### [Exercise]
From the entries below, copy every line where the string "this" appears.

-- BEGIN Data supplied --

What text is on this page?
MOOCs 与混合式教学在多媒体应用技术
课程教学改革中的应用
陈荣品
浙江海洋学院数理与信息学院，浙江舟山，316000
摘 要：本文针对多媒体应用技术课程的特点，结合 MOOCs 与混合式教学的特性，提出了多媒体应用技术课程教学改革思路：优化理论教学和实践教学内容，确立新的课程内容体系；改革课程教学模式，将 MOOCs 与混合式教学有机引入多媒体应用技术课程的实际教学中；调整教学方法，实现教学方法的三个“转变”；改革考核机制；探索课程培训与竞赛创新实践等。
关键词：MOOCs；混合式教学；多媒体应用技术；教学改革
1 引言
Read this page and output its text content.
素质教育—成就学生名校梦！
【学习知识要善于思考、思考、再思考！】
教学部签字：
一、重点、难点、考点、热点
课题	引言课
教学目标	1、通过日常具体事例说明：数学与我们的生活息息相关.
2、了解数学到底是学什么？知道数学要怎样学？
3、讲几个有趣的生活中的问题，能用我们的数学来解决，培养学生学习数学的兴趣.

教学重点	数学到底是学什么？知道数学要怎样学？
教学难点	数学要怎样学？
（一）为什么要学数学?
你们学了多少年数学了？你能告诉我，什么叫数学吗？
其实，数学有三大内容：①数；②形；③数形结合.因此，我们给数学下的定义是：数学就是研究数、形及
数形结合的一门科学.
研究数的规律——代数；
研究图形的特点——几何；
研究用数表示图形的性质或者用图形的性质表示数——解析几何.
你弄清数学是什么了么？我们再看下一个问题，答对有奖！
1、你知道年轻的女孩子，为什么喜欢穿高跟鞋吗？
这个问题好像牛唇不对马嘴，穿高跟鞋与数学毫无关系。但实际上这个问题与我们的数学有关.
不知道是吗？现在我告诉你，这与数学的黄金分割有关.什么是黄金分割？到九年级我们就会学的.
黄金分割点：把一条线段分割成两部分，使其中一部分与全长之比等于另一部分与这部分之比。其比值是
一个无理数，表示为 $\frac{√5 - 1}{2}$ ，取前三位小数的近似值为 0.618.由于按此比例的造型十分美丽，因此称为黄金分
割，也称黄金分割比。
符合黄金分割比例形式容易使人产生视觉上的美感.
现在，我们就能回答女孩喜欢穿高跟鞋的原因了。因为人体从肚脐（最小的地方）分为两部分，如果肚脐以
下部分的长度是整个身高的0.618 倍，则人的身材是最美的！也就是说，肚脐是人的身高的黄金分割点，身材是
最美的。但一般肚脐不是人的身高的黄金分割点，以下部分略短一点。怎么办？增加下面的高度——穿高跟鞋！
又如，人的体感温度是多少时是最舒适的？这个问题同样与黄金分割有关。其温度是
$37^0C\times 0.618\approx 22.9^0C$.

-- END Data supplied --

### [Worked solution]
What text is on this page?
Read this page and output its text content.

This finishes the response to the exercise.